DIRECTION:
Copy each line in which the string "GriseldaG" occurs.

EXTRACTED ENTRIES:

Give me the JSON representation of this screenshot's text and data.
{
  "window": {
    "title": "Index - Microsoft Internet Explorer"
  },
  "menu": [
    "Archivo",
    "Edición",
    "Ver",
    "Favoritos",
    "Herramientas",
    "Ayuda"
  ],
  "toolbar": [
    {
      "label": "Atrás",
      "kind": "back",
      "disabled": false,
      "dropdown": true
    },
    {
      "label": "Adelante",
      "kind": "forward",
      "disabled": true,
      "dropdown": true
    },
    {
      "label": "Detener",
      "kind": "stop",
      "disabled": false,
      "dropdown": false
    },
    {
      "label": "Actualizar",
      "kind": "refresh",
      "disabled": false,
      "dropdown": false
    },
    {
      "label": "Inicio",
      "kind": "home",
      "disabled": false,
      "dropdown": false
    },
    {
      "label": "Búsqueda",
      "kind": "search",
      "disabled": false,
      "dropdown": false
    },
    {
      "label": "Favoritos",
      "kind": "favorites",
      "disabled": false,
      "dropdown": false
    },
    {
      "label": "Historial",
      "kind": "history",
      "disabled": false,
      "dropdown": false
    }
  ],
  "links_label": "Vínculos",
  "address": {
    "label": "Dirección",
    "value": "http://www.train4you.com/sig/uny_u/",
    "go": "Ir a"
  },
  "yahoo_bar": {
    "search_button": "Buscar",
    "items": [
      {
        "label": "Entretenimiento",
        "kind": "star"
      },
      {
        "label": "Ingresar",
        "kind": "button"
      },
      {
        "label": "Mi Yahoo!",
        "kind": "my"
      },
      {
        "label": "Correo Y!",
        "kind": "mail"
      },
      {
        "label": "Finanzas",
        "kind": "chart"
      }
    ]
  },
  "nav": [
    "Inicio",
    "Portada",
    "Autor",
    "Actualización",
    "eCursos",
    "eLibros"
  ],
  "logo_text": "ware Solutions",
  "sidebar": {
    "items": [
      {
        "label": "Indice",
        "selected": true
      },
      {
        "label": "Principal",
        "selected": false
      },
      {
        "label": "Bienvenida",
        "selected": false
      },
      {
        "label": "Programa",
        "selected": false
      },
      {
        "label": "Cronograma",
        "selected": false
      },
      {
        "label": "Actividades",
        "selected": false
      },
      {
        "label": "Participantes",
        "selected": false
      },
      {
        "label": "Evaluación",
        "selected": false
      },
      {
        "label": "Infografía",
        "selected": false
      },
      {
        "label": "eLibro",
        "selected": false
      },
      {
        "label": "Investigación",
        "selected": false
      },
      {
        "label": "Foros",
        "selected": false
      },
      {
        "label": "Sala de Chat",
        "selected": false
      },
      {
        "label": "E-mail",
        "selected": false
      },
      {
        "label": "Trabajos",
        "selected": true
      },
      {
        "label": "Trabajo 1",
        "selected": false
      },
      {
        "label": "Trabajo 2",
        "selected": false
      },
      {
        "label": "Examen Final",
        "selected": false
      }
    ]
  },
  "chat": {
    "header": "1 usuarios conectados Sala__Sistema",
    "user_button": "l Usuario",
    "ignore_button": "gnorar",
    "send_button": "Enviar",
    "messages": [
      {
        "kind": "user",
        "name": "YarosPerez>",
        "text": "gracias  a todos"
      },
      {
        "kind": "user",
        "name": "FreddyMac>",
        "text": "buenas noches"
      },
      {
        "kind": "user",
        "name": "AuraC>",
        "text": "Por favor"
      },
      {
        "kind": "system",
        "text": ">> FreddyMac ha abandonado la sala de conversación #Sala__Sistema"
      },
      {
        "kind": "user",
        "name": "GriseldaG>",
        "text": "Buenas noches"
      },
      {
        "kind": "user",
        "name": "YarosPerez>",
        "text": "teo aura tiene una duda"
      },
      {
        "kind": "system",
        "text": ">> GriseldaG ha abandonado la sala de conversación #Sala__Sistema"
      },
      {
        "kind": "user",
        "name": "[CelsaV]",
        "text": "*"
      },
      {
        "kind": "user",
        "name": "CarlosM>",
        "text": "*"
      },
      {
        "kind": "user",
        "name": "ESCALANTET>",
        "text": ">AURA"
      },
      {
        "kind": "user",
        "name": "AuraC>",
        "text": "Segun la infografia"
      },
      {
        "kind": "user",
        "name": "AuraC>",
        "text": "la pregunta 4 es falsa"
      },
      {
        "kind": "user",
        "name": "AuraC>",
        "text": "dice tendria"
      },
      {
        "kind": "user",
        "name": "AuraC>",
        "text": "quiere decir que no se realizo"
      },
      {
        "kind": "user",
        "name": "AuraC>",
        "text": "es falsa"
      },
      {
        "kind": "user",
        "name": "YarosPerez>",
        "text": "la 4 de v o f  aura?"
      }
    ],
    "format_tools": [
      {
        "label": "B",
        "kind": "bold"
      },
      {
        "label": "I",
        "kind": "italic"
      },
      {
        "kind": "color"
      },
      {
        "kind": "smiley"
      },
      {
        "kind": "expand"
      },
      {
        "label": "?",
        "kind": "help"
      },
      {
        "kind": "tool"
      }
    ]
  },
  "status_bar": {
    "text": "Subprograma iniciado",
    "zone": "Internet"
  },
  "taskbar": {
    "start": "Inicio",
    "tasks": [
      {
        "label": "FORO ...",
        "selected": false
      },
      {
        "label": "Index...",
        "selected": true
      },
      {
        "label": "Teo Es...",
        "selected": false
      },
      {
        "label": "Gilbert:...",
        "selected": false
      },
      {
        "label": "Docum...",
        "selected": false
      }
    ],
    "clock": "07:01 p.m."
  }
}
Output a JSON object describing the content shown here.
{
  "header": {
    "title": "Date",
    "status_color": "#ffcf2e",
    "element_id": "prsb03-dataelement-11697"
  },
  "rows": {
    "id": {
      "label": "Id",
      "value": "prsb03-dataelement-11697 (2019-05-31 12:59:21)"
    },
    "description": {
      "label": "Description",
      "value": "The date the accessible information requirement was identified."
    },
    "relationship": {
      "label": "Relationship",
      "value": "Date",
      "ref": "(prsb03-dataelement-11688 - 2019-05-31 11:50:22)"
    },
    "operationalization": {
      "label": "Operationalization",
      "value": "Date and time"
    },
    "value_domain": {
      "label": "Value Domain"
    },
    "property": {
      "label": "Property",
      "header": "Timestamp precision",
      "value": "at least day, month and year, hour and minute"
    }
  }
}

TASK OUTPUT:
        "name": "GriseldaG>",
        "text": ">> GriseldaG ha abandonado la sala de conversación #Sala__Sistema"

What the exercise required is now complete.